EXTRACT PROVIDED »
********************
# Outdoor Shower



## cricket2 (Nov 16, 2007)

I was curious if you have one of these and if it ever gets used? Is this something you would look for in your rv purchase, or something that would just be a "bonus" if it had it. I have seen a lot of trailers that have them, and some that dont, but I am not sure what I would use it for, unless I was in the middle of nowhere.


----------



## campingforfun (Jan 5, 2008)

Which model is it? The one I saw was VERY rudimentary. It was basically a bag of water and a hose. My problem would be that I think there is too little water.

And I have to agree with you. I would need to be in the middle of nowhere to use it because it certainly wouldn't replace the campground shower or the even the trailer's little shower.


----------



## ctfortner (Nov 16, 2007)

We dont have one on our travel trailer, but I could see the pros of having one. Having a dog and a young one, an outdoor shower would be great for hosing them off. I would probably use it for washing my hands when I am outside as well. It wouldnt be a deal breaker for me, but my next one will have one :thumbup1:


----------



## antigua (Dec 17, 2007)

I have one on mine and I think it's great. It's hooked up to the trailer with water pressure wether you're hooked up to the park water or the pump on the trailer. I get both hot and cold water. I have a small dog that likes to get dirty and two kids that like to get sticky and dirty and I rinse them off without tracking the dirt into the trailer. It's also good to rinse off the shoes when you step in something that the little dog left behind. Ya.....All to often for me I'm afraid. I would recommend it but if it wasn't there I wouldn't miss it either. It's a nice bonus if anything.


----------



## rcButterfly (Jan 11, 2008)

We have on on ours and simply could not be without it. I didnt think we would use it that much, however as you mentioned, cleaning up the kids, pets, shoes, or just washing your hands, its one of the handiest things we have. We use it all the time.


----------



## bill0830 (Nov 16, 2007)

Comes in real handy, especially with small children, especially if they have been swimming or playing outside. I use mine when I dump the tanks as it is located right above my valves. Really handy and nice option. :thumbup2:


----------



## l2l (Jan 27, 2008)

I have an outdoor shower on my new (To Me) trailer and boy did it ever come in handy this past summer!

My dog decided that she would chase this pretty black and white cat one late night, only one problem with this plan of hers, it was a SKUNK and yup you guessed it she got NIALED..

Long story short that outdoor shower came in handy BIG TIME as I was able to give her a bath outside and keep the stink where it belongs, OUTSIDE.

My advice is that if you have the option to get one TAKE IT, you never know when you may need it!


----------



## cricket2 (Nov 16, 2007)

Appreciate all of the info everyone, it sounds like the shower would be a good option after reading this. I guess like you said, it would be better to have it and not use it, to not have it at all. It will come in handy for something I feel sure of that.


----------
********************
ENTRIES SHOWN »
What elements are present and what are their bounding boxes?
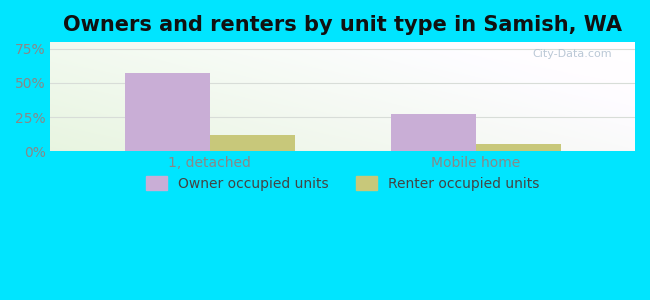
Bar xyxy=(125,74,210,151)
Text: City-Data.com: City-Data.com xyxy=(532,49,612,58)
Title: Owners and renters by unit type in Samish, WA: Owners and renters by unit type in Samis… xyxy=(63,15,622,35)
Legend: Owner occupied units, Renter occupied units: Owner occupied units, Renter occupied un… xyxy=(140,170,545,196)
Bar xyxy=(210,135,295,151)
Bar xyxy=(476,144,560,151)
Bar xyxy=(391,114,476,151)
********************
SHORT TASK » Reproduce the passage in the outdoor shower thread word for word, from "## l2l (Jan" up to and including "may need it!".

ANSWER TO THIS PROBLEM »
## l2l (Jan 27, 2008)

I have an outdoor shower on my new (To Me) trailer and boy did it ever come in handy this past summer!

My dog decided that she would chase this pretty black and white cat one late night, only one problem with this plan of hers, it was a SKUNK and yup you guessed it she got NIALED..

Long story short that outdoor shower came in handy BIG TIME as I was able to give her a bath outside and keep the stink where it belongs, OUTSIDE.

My advice is that if you have the option to get one TAKE IT, you never know when you may need it!